DO THIS:
Copy all the material that follows, keeping every character the same.

_ _ _ _ _ _ _

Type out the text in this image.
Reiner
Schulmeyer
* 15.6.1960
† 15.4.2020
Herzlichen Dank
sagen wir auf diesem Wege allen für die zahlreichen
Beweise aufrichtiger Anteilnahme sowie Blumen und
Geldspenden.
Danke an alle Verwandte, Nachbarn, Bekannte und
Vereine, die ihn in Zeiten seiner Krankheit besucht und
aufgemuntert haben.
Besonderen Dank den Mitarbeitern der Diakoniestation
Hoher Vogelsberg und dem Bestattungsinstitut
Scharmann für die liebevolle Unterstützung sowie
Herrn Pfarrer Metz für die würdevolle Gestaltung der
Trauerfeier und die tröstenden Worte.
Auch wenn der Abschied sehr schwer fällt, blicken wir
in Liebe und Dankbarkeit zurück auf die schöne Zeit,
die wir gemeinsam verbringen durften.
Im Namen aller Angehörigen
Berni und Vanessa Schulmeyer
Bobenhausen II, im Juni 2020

_ _ _ _ _ _ _

REPLY:
Type out the text in this image.
Reiner
Schulmeyer
* 15.6.1960
† 15.4.2020
Herzlichen Dank
sagen wir auf diesem Wege allen für die zahlreichen
Beweise aufrichtiger Anteilnahme sowie Blumen und
Geldspenden.
Danke an alle Verwandte, Nachbarn, Bekannte und
Vereine, die ihn in Zeiten seiner Krankheit besucht und
aufgemuntert haben.
Besonderen Dank den Mitarbeitern der Diakoniestation
Hoher Vogelsberg und dem Bestattungsinstitut
Scharmann für die liebevolle Unterstützung sowie
Herrn Pfarrer Metz für die würdevolle Gestaltung der
Trauerfeier und die tröstenden Worte.
Auch wenn der Abschied sehr schwer fällt, blicken wir
in Liebe und Dankbarkeit zurück auf die schöne Zeit,
die wir gemeinsam verbringen durften.
Im Namen aller Angehörigen
Berni und Vanessa Schulmeyer
Bobenhausen II, im Juni 2020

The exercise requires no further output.